Data records
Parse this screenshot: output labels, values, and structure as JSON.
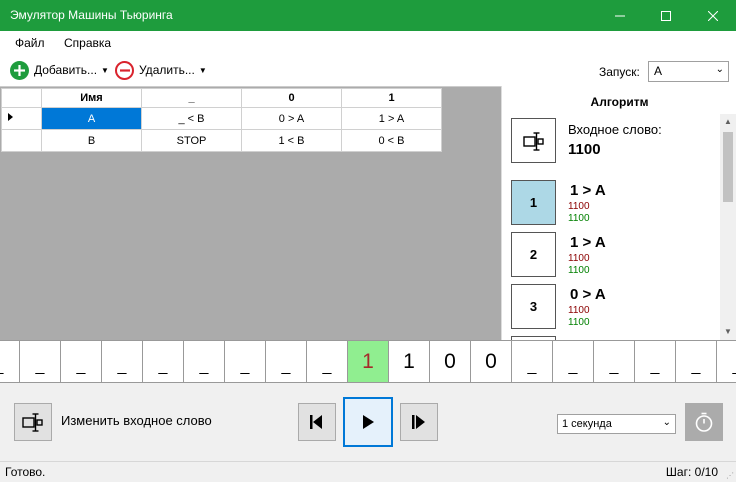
{
  "window": {
    "title": "Эмулятор Машины Тьюринга"
  },
  "menu": {
    "file": "Файл",
    "help": "Справка"
  },
  "toolbar": {
    "add_label": "Добавить...",
    "remove_label": "Удалить...",
    "run_label": "Запуск:",
    "run_value": "A"
  },
  "table": {
    "headers": [
      "Имя",
      "_",
      "0",
      "1"
    ],
    "rows": [
      {
        "name": "A",
        "blank": "_ < B",
        "zero": "0 > A",
        "one": "1 > A"
      },
      {
        "name": "B",
        "blank": "STOP",
        "zero": "1 < B",
        "one": "0 < B"
      }
    ]
  },
  "algorithm": {
    "title": "Алгоритм",
    "input_label": "Входное слово:",
    "input_value": "1100",
    "steps": [
      {
        "num": "1",
        "rule": "1 > A",
        "before": "1100",
        "after": "1100"
      },
      {
        "num": "2",
        "rule": "1 > A",
        "before": "1100",
        "after": "1100"
      },
      {
        "num": "3",
        "rule": "0 > A",
        "before": "1100",
        "after": "1100"
      }
    ]
  },
  "tape": {
    "cells": [
      "_",
      "_",
      "_",
      "_",
      "_",
      "_",
      "_",
      "_",
      "1",
      "1",
      "0",
      "0",
      "_",
      "_",
      "_",
      "_",
      "_",
      "_"
    ]
  },
  "controls": {
    "change_word_label": "Изменить входное слово",
    "speed_value": "1 секунда"
  },
  "status": {
    "text": "Готово.",
    "step_counter": "Шаг: 0/10"
  }
}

* _WHAT NEEDS TO BE DONE_: Will you restate every entry word for word and omit the images?

* _SOLUTION TO THE PROBLEM_:
Parse this screenshot: output labels, values, and structure as JSON.
{
  "window": {
    "title": "Эмулятор Машины Тьюринга"
  },
  "menu": {
    "file": "Файл",
    "help": "Справка"
  },
  "toolbar": {
    "add_label": "Добавить...",
    "remove_label": "Удалить...",
    "run_label": "Запуск:",
    "run_value": "A"
  },
  "table": {
    "headers": [
      "Имя",
      "_",
      "0",
      "1"
    ],
    "rows": [
      {
        "name": "A",
        "blank": "_ < B",
        "zero": "0 > A",
        "one": "1 > A"
      },
      {
        "name": "B",
        "blank": "STOP",
        "zero": "1 < B",
        "one": "0 < B"
      }
    ]
  },
  "algorithm": {
    "title": "Алгоритм",
    "input_label": "Входное слово:",
    "input_value": "1100",
    "steps": [
      {
        "num": "1",
        "rule": "1 > A",
        "before": "1100",
        "after": "1100"
      },
      {
        "num": "2",
        "rule": "1 > A",
        "before": "1100",
        "after": "1100"
      },
      {
        "num": "3",
        "rule": "0 > A",
        "before": "1100",
        "after": "1100"
      }
    ]
  },
  "tape": {
    "cells": [
      "_",
      "_",
      "_",
      "_",
      "_",
      "_",
      "_",
      "_",
      "1",
      "1",
      "0",
      "0",
      "_",
      "_",
      "_",
      "_",
      "_",
      "_"
    ]
  },
  "controls": {
    "change_word_label": "Изменить входное слово",
    "speed_value": "1 секунда"
  },
  "status": {
    "text": "Готово.",
    "step_counter": "Шаг: 0/10"
  }
}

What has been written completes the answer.